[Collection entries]
# # # # # # #

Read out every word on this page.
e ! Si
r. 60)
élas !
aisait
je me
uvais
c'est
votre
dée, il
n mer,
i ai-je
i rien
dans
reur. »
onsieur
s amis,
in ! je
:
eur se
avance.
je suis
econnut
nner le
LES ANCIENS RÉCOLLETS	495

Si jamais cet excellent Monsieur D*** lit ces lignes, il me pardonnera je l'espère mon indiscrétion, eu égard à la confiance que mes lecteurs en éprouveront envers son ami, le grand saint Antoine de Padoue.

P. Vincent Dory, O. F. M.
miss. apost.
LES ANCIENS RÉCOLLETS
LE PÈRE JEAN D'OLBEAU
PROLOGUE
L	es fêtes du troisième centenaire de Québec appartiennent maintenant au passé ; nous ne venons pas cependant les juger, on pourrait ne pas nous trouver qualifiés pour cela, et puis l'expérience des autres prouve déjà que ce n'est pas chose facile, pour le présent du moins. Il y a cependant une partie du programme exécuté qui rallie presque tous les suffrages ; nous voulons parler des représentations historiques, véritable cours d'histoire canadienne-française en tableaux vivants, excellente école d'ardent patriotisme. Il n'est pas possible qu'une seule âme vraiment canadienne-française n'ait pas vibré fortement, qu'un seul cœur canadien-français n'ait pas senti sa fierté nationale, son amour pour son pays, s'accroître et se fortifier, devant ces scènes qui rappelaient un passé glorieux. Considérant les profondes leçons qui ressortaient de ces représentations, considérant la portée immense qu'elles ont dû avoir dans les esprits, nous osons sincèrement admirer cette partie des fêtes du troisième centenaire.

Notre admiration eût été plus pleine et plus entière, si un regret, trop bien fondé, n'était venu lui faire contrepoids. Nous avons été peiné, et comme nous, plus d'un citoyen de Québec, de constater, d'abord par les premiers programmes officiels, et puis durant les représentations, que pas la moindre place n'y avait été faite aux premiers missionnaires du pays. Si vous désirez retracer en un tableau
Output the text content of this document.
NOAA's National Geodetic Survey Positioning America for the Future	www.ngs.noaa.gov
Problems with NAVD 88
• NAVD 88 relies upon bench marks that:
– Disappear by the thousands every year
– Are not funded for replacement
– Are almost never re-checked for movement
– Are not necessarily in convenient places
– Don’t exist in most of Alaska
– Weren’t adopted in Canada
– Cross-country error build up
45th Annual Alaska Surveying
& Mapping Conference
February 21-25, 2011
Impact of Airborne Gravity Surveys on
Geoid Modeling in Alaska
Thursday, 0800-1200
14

# # # # # # #

• **PROBLEM TO WORK ON**
Go through the records above and copy every line with the word "RÉCOLLETS".

• **FULL SOLUTION**
LES ANCIENS RÉCOLLETS	495
LES ANCIENS RÉCOLLETS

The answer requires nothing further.